## REQUIRED TASK
Each entry below must be repeated word for word.
# START OF DATA FOR THIS TASK
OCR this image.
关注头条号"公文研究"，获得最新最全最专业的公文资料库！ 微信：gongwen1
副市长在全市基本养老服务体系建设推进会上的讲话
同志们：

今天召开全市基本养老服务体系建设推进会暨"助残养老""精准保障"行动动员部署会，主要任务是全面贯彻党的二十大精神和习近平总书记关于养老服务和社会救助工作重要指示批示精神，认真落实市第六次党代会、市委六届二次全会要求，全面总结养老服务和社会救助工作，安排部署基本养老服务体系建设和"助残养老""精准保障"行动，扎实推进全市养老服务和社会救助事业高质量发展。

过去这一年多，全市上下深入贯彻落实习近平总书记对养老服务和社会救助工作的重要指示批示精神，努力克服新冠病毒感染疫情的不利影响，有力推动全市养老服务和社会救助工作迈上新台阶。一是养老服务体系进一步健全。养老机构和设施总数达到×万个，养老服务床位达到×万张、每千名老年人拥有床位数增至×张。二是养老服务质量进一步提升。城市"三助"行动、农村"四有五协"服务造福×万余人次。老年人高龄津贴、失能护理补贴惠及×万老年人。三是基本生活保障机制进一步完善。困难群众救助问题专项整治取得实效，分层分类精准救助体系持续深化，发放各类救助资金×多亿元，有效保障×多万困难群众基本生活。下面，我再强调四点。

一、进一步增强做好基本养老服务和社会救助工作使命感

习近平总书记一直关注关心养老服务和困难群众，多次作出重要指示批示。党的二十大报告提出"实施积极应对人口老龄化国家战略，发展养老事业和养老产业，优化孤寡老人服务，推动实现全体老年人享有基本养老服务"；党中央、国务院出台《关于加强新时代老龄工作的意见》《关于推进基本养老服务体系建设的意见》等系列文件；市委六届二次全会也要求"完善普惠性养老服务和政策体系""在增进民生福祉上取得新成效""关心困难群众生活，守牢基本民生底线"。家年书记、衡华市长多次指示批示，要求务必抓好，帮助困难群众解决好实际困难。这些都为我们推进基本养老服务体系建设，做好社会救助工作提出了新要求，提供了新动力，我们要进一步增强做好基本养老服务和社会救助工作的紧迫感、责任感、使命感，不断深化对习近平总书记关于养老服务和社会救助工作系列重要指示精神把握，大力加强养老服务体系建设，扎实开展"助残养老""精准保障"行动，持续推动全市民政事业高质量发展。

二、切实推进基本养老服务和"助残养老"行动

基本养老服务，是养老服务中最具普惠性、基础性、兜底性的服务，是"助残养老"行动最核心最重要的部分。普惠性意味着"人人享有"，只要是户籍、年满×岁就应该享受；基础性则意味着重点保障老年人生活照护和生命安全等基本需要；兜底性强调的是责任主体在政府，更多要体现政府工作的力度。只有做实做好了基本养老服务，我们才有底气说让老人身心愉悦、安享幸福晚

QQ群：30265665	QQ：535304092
# END OF DATA FOR THIS TASK
## PROBLEM SOLUTION
OCR this image.
关注头条号"公文研究"，获得最新最全最专业的公文资料库！ 微信：gongwen1
副市长在全市基本养老服务体系建设推进会上的讲话
同志们：

今天召开全市基本养老服务体系建设推进会暨"助残养老""精准保障"行动动员部署会，主要任务是全面贯彻党的二十大精神和习近平总书记关于养老服务和社会救助工作重要指示批示精神，认真落实市第六次党代会、市委六届二次全会要求，全面总结养老服务和社会救助工作，安排部署基本养老服务体系建设和"助残养老""精准保障"行动，扎实推进全市养老服务和社会救助事业高质量发展。

过去这一年多，全市上下深入贯彻落实习近平总书记对养老服务和社会救助工作的重要指示批示精神，努力克服新冠病毒感染疫情的不利影响，有力推动全市养老服务和社会救助工作迈上新台阶。一是养老服务体系进一步健全。养老机构和设施总数达到×万个，养老服务床位达到×万张、每千名老年人拥有床位数增至×张。二是养老服务质量进一步提升。城市"三助"行动、农村"四有五协"服务造福×万余人次。老年人高龄津贴、失能护理补贴惠及×万老年人。三是基本生活保障机制进一步完善。困难群众救助问题专项整治取得实效，分层分类精准救助体系持续深化，发放各类救助资金×多亿元，有效保障×多万困难群众基本生活。下面，我再强调四点。

一、进一步增强做好基本养老服务和社会救助工作使命感

习近平总书记一直关注关心养老服务和困难群众，多次作出重要指示批示。党的二十大报告提出"实施积极应对人口老龄化国家战略，发展养老事业和养老产业，优化孤寡老人服务，推动实现全体老年人享有基本养老服务"；党中央、国务院出台《关于加强新时代老龄工作的意见》《关于推进基本养老服务体系建设的意见》等系列文件；市委六届二次全会也要求"完善普惠性养老服务和政策体系""在增进民生福祉上取得新成效""关心困难群众生活，守牢基本民生底线"。家年书记、衡华市长多次指示批示，要求务必抓好，帮助困难群众解决好实际困难。这些都为我们推进基本养老服务体系建设，做好社会救助工作提出了新要求，提供了新动力，我们要进一步增强做好基本养老服务和社会救助工作的紧迫感、责任感、使命感，不断深化对习近平总书记关于养老服务和社会救助工作系列重要指示精神把握，大力加强养老服务体系建设，扎实开展"助残养老""精准保障"行动，持续推动全市民政事业高质量发展。

二、切实推进基本养老服务和"助残养老"行动

基本养老服务，是养老服务中最具普惠性、基础性、兜底性的服务，是"助残养老"行动最核心最重要的部分。普惠性意味着"人人享有"，只要是户籍、年满×岁就应该享受；基础性则意味着重点保障老年人生活照护和生命安全等基本需要；兜底性强调的是责任主体在政府，更多要体现政府工作的力度。只有做实做好了基本养老服务，我们才有底气说让老人身心愉悦、安享幸福晚

QQ群：30265665	QQ：535304092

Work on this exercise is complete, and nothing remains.